Exercise details: Reproduce all of the data below without alteration; exclude every picture.

Data to use:
++++
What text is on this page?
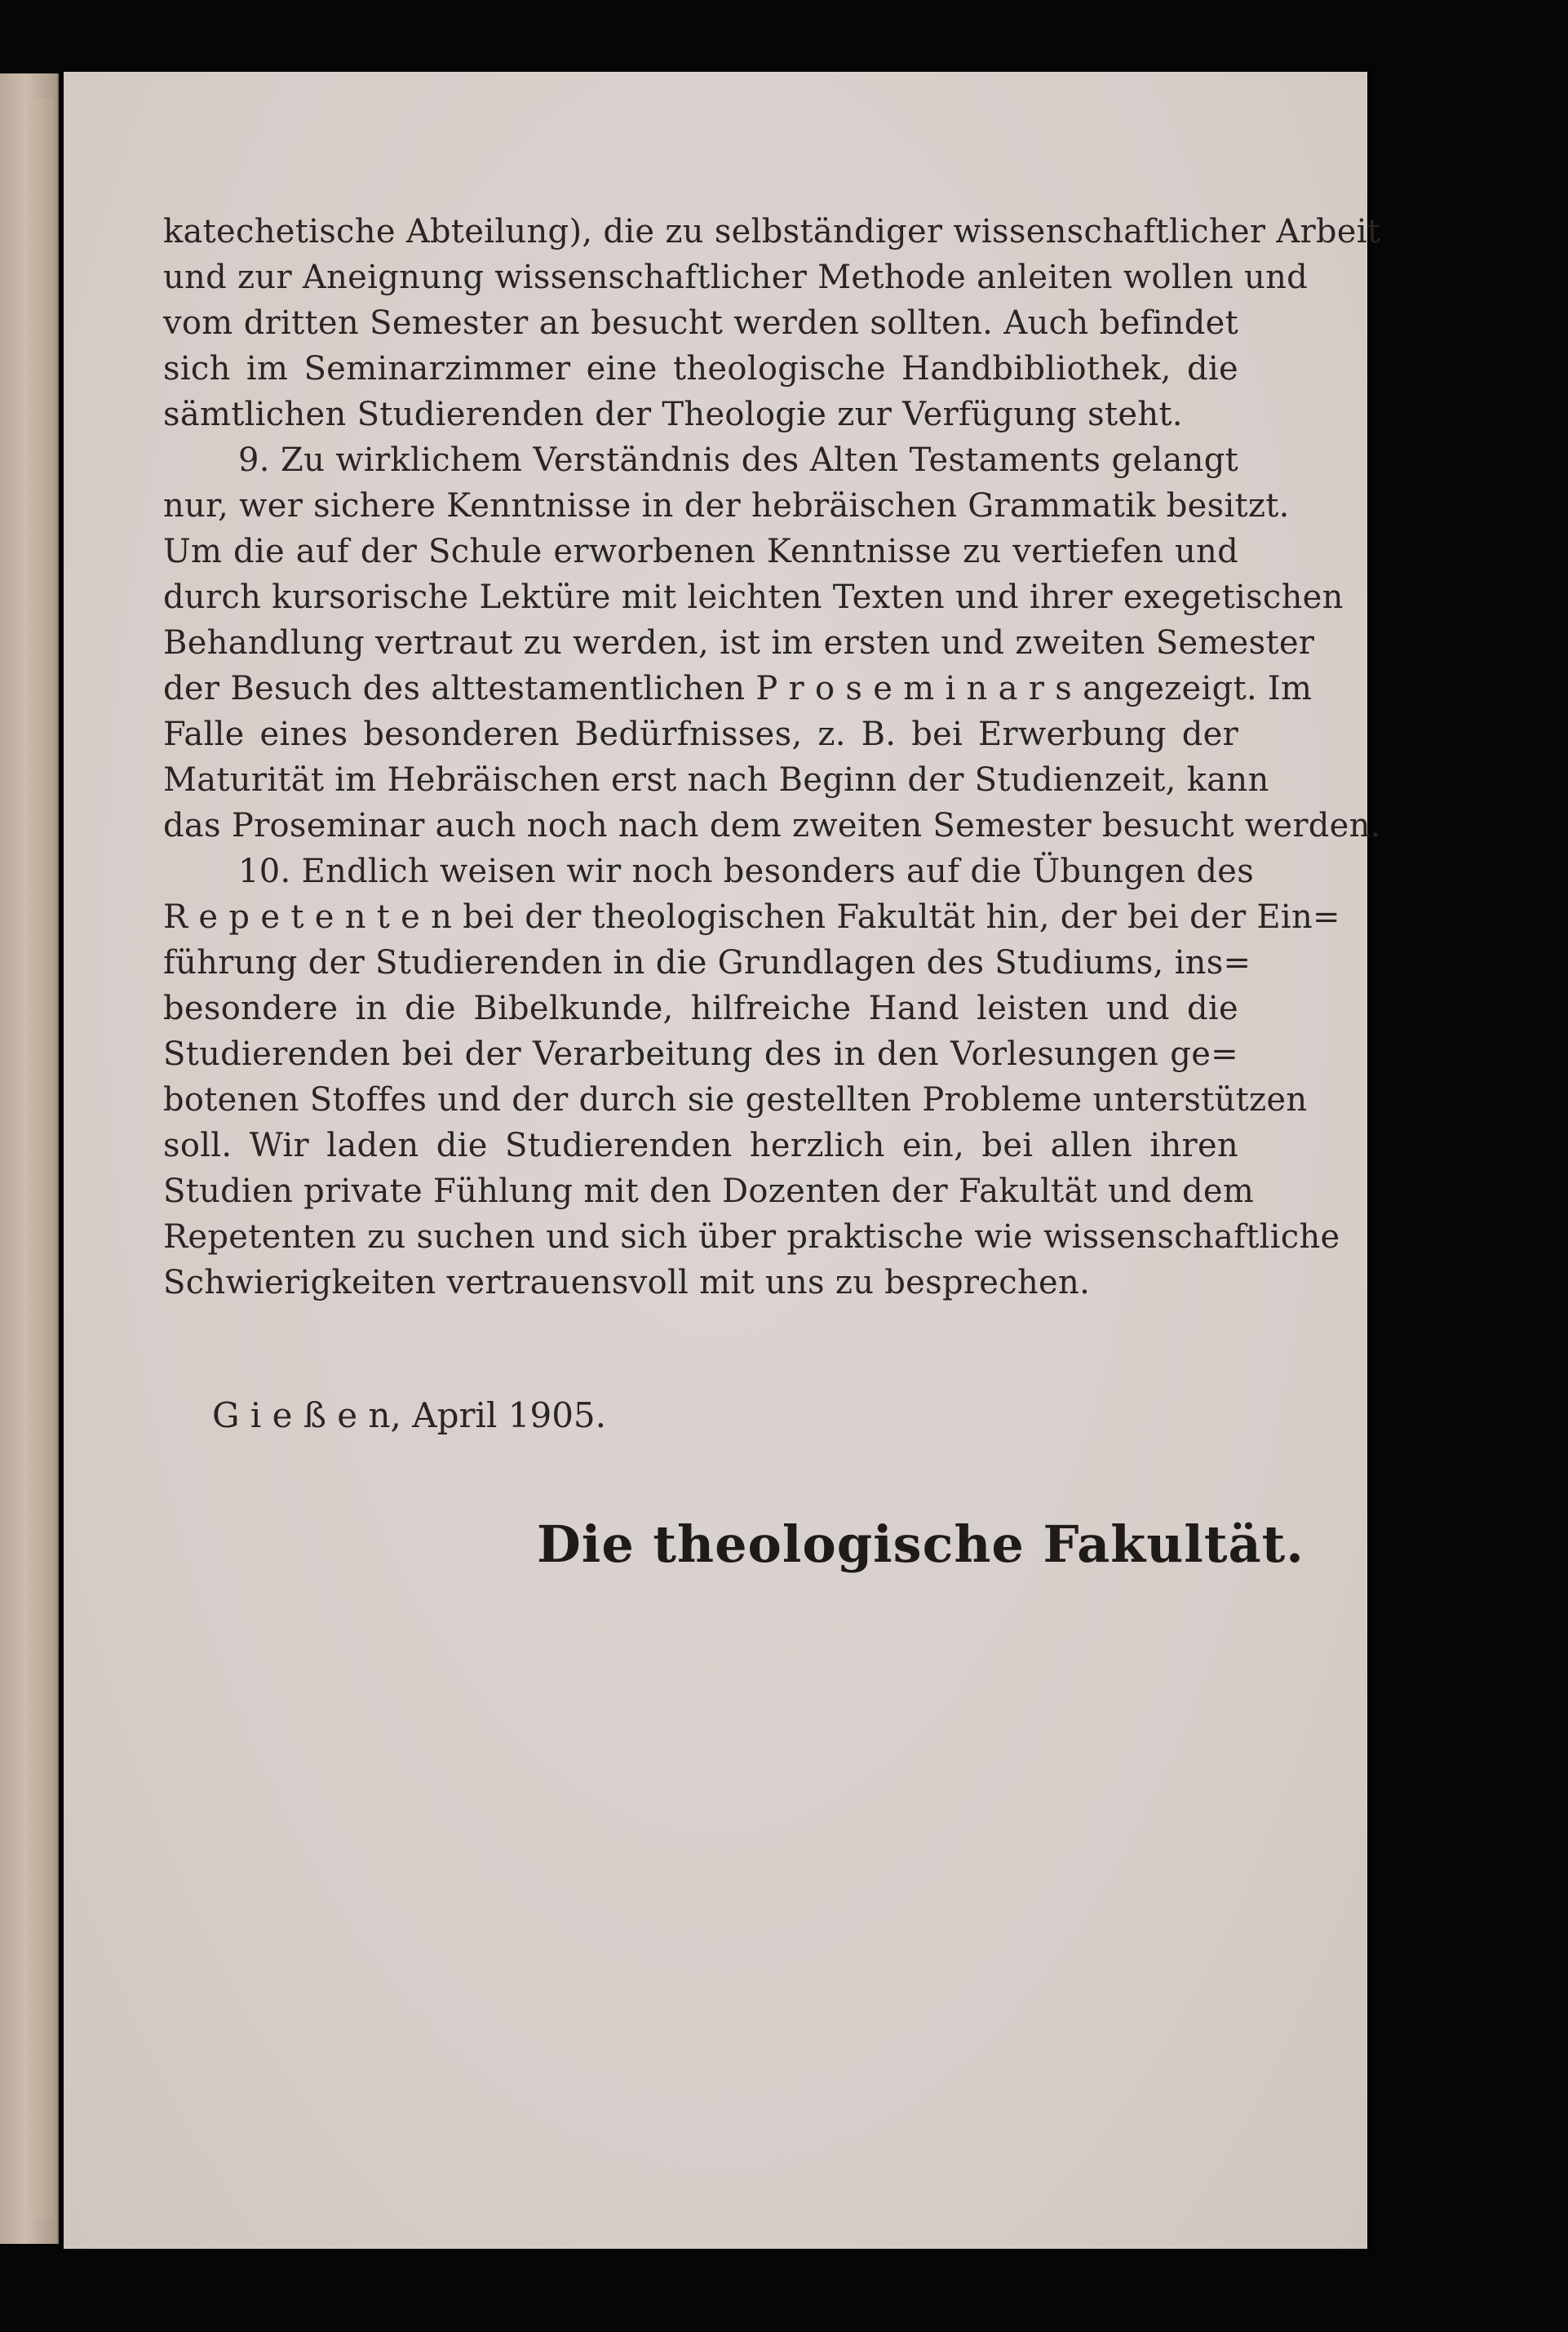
katechetische Abteilung), die zu selbständiger wissenschaftlicher Arbeit
und zur Aneignung wissenschaftlicher Methode anleiten wollen und
vom dritten Semester an besucht werden sollten. Auch befindet
sich im Seminarzimmer eine theologische Handbibliothek, die
sämtlichen Studierenden der Theologie zur Verfügung steht.
9. Zu wirklichem Verständnis des Alten Testaments gelangt
nur, wer sichere Kenntnisse in der hebräischen Grammatik besitzt.
Um die auf der Schule erworbenen Kenntnisse zu vertiefen und
durch kursorische Lektüre mit leichten Texten und ihrer exegetischen
Behandlung vertraut zu werden, ist im ersten und zweiten Semester
der Besuch des alttestamentlichen P r o s e m i n a r s angezeigt. Im
Falle eines besonderen Bedürfnisses, z. B. bei Erwerbung der
Maturität im Hebräischen erst nach Beginn der Studienzeit, kann
das Proseminar auch noch nach dem zweiten Semester besucht werden.
10. Endlich weisen wir noch besonders auf die Übungen des
R e p e t e n t e n bei der theologischen Fakultät hin, der bei der Ein=
führung der Studierenden in die Grundlagen des Studiums, ins=
besondere in die Bibelkunde, hilfreiche Hand leisten und die
Studierenden bei der Verarbeitung des in den Vorlesungen ge=
botenen Stoffes und der durch sie gestellten Probleme unterstützen
soll. Wir laden die Studierenden herzlich ein, bei allen ihren
Studien private Fühlung mit den Dozenten der Fakultät und dem
Repetenten zu suchen und sich über praktische wie wissenschaftliche
Schwierigkeiten vertrauensvoll mit uns zu besprechen.
G i e ß e n, April 1905.
Die theologische Fakultät.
++++
Answer to this task:
What text is on this page?
katechetische Abteilung), die zu selbständiger wissenschaftlicher Arbeit
und zur Aneignung wissenschaftlicher Methode anleiten wollen und
vom dritten Semester an besucht werden sollten. Auch befindet
sich im Seminarzimmer eine theologische Handbibliothek, die
sämtlichen Studierenden der Theologie zur Verfügung steht.
9. Zu wirklichem Verständnis des Alten Testaments gelangt
nur, wer sichere Kenntnisse in der hebräischen Grammatik besitzt.
Um die auf der Schule erworbenen Kenntnisse zu vertiefen und
durch kursorische Lektüre mit leichten Texten und ihrer exegetischen
Behandlung vertraut zu werden, ist im ersten und zweiten Semester
der Besuch des alttestamentlichen P r o s e m i n a r s angezeigt. Im
Falle eines besonderen Bedürfnisses, z. B. bei Erwerbung der
Maturität im Hebräischen erst nach Beginn der Studienzeit, kann
das Proseminar auch noch nach dem zweiten Semester besucht werden.
10. Endlich weisen wir noch besonders auf die Übungen des
R e p e t e n t e n bei der theologischen Fakultät hin, der bei der Ein=
führung der Studierenden in die Grundlagen des Studiums, ins=
besondere in die Bibelkunde, hilfreiche Hand leisten und die
Studierenden bei der Verarbeitung des in den Vorlesungen ge=
botenen Stoffes und der durch sie gestellten Probleme unterstützen
soll. Wir laden die Studierenden herzlich ein, bei allen ihren
Studien private Fühlung mit den Dozenten der Fakultät und dem
Repetenten zu suchen und sich über praktische wie wissenschaftliche
Schwierigkeiten vertrauensvoll mit uns zu besprechen.
G i e ß e n, April 1905.
Die theologische Fakultät.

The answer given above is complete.